REQUIREMENT: Transcribe the material below exactly as it appears.

EXCERPTED DATA:
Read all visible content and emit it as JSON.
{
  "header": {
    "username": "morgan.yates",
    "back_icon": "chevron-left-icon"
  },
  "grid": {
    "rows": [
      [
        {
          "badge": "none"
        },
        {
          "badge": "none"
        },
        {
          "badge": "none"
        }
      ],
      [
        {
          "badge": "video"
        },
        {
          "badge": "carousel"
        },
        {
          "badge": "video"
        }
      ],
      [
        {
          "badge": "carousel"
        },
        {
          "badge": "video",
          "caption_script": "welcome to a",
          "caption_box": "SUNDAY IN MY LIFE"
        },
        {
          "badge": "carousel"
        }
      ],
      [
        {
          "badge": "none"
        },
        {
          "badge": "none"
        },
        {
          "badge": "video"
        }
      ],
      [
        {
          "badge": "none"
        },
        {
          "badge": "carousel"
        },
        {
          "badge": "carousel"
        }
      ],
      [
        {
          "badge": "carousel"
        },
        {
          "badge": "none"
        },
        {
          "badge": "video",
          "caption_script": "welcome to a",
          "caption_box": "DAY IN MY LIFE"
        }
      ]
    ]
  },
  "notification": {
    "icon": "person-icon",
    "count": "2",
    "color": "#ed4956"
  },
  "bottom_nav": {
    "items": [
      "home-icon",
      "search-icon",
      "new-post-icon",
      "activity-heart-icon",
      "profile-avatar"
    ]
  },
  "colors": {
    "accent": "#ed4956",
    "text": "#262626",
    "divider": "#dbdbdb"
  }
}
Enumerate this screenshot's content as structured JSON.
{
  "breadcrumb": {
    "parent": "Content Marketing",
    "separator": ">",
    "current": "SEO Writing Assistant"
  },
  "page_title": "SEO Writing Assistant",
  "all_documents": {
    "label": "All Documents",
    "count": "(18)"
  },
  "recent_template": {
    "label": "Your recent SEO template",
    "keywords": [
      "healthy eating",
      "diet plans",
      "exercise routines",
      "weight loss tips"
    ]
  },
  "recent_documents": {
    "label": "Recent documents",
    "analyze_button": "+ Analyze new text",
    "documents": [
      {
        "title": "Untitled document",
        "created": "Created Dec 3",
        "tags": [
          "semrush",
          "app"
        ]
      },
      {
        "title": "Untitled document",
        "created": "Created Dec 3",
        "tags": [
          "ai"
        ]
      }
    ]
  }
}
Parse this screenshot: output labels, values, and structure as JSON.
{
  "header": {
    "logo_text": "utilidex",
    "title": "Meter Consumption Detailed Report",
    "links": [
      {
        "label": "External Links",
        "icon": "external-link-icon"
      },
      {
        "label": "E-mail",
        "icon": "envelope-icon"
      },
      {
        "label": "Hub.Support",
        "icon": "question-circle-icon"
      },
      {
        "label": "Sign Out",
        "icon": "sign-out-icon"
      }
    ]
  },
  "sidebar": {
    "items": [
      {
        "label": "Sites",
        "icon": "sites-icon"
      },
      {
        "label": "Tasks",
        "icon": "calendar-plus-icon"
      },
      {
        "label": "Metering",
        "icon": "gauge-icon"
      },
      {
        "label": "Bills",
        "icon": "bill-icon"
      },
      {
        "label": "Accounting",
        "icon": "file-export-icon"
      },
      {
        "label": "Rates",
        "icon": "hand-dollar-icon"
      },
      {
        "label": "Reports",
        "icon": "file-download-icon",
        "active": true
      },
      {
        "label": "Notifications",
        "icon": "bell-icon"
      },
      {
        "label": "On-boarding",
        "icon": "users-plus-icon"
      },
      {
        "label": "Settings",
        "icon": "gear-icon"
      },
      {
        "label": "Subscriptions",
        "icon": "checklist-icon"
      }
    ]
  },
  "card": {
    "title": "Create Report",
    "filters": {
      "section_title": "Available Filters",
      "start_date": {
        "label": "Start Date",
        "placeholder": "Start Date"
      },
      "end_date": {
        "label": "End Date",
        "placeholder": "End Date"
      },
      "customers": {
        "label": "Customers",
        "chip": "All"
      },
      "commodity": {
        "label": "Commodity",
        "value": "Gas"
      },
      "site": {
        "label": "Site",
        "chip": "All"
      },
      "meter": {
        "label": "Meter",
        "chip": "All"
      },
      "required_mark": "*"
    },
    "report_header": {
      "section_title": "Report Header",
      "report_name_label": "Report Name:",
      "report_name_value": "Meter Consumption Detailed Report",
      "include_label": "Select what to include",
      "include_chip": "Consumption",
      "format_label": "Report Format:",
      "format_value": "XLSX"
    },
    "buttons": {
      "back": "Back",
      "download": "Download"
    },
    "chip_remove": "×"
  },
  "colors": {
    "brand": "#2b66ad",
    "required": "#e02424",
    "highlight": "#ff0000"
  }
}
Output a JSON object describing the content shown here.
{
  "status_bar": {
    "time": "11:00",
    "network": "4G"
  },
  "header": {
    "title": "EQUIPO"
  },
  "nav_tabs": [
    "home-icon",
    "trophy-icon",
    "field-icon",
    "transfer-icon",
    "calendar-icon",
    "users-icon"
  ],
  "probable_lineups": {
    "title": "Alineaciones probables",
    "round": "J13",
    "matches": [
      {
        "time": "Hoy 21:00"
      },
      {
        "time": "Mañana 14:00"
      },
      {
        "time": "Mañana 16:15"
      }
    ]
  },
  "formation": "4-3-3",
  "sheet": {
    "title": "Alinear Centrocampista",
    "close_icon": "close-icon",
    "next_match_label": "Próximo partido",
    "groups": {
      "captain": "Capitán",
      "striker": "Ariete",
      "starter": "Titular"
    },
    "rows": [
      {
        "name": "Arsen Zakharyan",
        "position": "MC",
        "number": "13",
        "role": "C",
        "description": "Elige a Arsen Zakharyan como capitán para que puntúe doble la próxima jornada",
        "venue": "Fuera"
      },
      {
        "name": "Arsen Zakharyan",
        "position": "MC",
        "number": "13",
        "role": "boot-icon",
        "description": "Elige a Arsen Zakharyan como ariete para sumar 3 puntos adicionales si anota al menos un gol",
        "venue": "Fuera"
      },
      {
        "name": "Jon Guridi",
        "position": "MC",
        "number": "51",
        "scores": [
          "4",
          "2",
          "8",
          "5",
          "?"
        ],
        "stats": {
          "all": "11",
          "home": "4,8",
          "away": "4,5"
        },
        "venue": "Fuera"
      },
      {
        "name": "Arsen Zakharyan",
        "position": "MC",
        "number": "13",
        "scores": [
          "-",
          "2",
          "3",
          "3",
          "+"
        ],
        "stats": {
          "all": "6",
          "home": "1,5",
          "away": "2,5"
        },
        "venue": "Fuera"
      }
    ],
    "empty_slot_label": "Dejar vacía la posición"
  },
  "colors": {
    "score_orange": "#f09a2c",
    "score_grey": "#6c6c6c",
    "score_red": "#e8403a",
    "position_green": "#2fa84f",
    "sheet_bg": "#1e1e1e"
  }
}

ANSWER FOR THE TASK:
Read all visible content and emit it as JSON.
{
  "header": {
    "username": "morgan.yates",
    "back_icon": "chevron-left-icon"
  },
  "grid": {
    "rows": [
      [
        {
          "badge": "none"
        },
        {
          "badge": "none"
        },
        {
          "badge": "none"
        }
      ],
      [
        {
          "badge": "video"
        },
        {
          "badge": "carousel"
        },
        {
          "badge": "video"
        }
      ],
      [
        {
          "badge": "carousel"
        },
        {
          "badge": "video",
          "caption_script": "welcome to a",
          "caption_box": "SUNDAY IN MY LIFE"
        },
        {
          "badge": "carousel"
        }
      ],
      [
        {
          "badge": "none"
        },
        {
          "badge": "none"
        },
        {
          "badge": "video"
        }
      ],
      [
        {
          "badge": "none"
        },
        {
          "badge": "carousel"
        },
        {
          "badge": "carousel"
        }
      ],
      [
        {
          "badge": "carousel"
        },
        {
          "badge": "none"
        },
        {
          "badge": "video",
          "caption_script": "welcome to a",
          "caption_box": "DAY IN MY LIFE"
        }
      ]
    ]
  },
  "notification": {
    "icon": "person-icon",
    "count": "2",
    "color": "#ed4956"
  },
  "bottom_nav": {
    "items": [
      "home-icon",
      "search-icon",
      "new-post-icon",
      "activity-heart-icon",
      "profile-avatar"
    ]
  },
  "colors": {
    "accent": "#ed4956",
    "text": "#262626",
    "divider": "#dbdbdb"
  }
}
Enumerate this screenshot's content as structured JSON.
{
  "breadcrumb": {
    "parent": "Content Marketing",
    "separator": ">",
    "current": "SEO Writing Assistant"
  },
  "page_title": "SEO Writing Assistant",
  "all_documents": {
    "label": "All Documents",
    "count": "(18)"
  },
  "recent_template": {
    "label": "Your recent SEO template",
    "keywords": [
      "healthy eating",
      "diet plans",
      "exercise routines",
      "weight loss tips"
    ]
  },
  "recent_documents": {
    "label": "Recent documents",
    "analyze_button": "+ Analyze new text",
    "documents": [
      {
        "title": "Untitled document",
        "created": "Created Dec 3",
        "tags": [
          "semrush",
          "app"
        ]
      },
      {
        "title": "Untitled document",
        "created": "Created Dec 3",
        "tags": [
          "ai"
        ]
      }
    ]
  }
}
Parse this screenshot: output labels, values, and structure as JSON.
{
  "header": {
    "logo_text": "utilidex",
    "title": "Meter Consumption Detailed Report",
    "links": [
      {
        "label": "External Links",
        "icon": "external-link-icon"
      },
      {
        "label": "E-mail",
        "icon": "envelope-icon"
      },
      {
        "label": "Hub.Support",
        "icon": "question-circle-icon"
      },
      {
        "label": "Sign Out",
        "icon": "sign-out-icon"
      }
    ]
  },
  "sidebar": {
    "items": [
      {
        "label": "Sites",
        "icon": "sites-icon"
      },
      {
        "label": "Tasks",
        "icon": "calendar-plus-icon"
      },
      {
        "label": "Metering",
        "icon": "gauge-icon"
      },
      {
        "label": "Bills",
        "icon": "bill-icon"
      },
      {
        "label": "Accounting",
        "icon": "file-export-icon"
      },
      {
        "label": "Rates",
        "icon": "hand-dollar-icon"
      },
      {
        "label": "Reports",
        "icon": "file-download-icon",
        "active": true
      },
      {
        "label": "Notifications",
        "icon": "bell-icon"
      },
      {
        "label": "On-boarding",
        "icon": "users-plus-icon"
      },
      {
        "label": "Settings",
        "icon": "gear-icon"
      },
      {
        "label": "Subscriptions",
        "icon": "checklist-icon"
      }
    ]
  },
  "card": {
    "title": "Create Report",
    "filters": {
      "section_title": "Available Filters",
      "start_date": {
        "label": "Start Date",
        "placeholder": "Start Date"
      },
      "end_date": {
        "label": "End Date",
        "placeholder": "End Date"
      },
      "customers": {
        "label": "Customers",
        "chip": "All"
      },
      "commodity": {
        "label": "Commodity",
        "value": "Gas"
      },
      "site": {
        "label": "Site",
        "chip": "All"
      },
      "meter": {
        "label": "Meter",
        "chip": "All"
      },
      "required_mark": "*"
    },
    "report_header": {
      "section_title": "Report Header",
      "report_name_label": "Report Name:",
      "report_name_value": "Meter Consumption Detailed Report",
      "include_label": "Select what to include",
      "include_chip": "Consumption",
      "format_label": "Report Format:",
      "format_value": "XLSX"
    },
    "buttons": {
      "back": "Back",
      "download": "Download"
    },
    "chip_remove": "×"
  },
  "colors": {
    "brand": "#2b66ad",
    "required": "#e02424",
    "highlight": "#ff0000"
  }
}
Output a JSON object describing the content shown here.
{
  "status_bar": {
    "time": "11:00",
    "network": "4G"
  },
  "header": {
    "title": "EQUIPO"
  },
  "nav_tabs": [
    "home-icon",
    "trophy-icon",
    "field-icon",
    "transfer-icon",
    "calendar-icon",
    "users-icon"
  ],
  "probable_lineups": {
    "title": "Alineaciones probables",
    "round": "J13",
    "matches": [
      {
        "time": "Hoy 21:00"
      },
      {
        "time": "Mañana 14:00"
      },
      {
        "time": "Mañana 16:15"
      }
    ]
  },
  "formation": "4-3-3",
  "sheet": {
    "title": "Alinear Centrocampista",
    "close_icon": "close-icon",
    "next_match_label": "Próximo partido",
    "groups": {
      "captain": "Capitán",
      "striker": "Ariete",
      "starter": "Titular"
    },
    "rows": [
      {
        "name": "Arsen Zakharyan",
        "position": "MC",
        "number": "13",
        "role": "C",
        "description": "Elige a Arsen Zakharyan como capitán para que puntúe doble la próxima jornada",
        "venue": "Fuera"
      },
      {
        "name": "Arsen Zakharyan",
        "position": "MC",
        "number": "13",
        "role": "boot-icon",
        "description": "Elige a Arsen Zakharyan como ariete para sumar 3 puntos adicionales si anota al menos un gol",
        "venue": "Fuera"
      },
      {
        "name": "Jon Guridi",
        "position": "MC",
        "number": "51",
        "scores": [
          "4",
          "2",
          "8",
          "5",
          "?"
        ],
        "stats": {
          "all": "11",
          "home": "4,8",
          "away": "4,5"
        },
        "venue": "Fuera"
      },
      {
        "name": "Arsen Zakharyan",
        "position": "MC",
        "number": "13",
        "scores": [
          "-",
          "2",
          "3",
          "3",
          "+"
        ],
        "stats": {
          "all": "6",
          "home": "1,5",
          "away": "2,5"
        },
        "venue": "Fuera"
      }
    ],
    "empty_slot_label": "Dejar vacía la posición"
  },
  "colors": {
    "score_orange": "#f09a2c",
    "score_grey": "#6c6c6c",
    "score_red": "#e8403a",
    "position_green": "#2fa84f",
    "sheet_bg": "#1e1e1e"
  }
}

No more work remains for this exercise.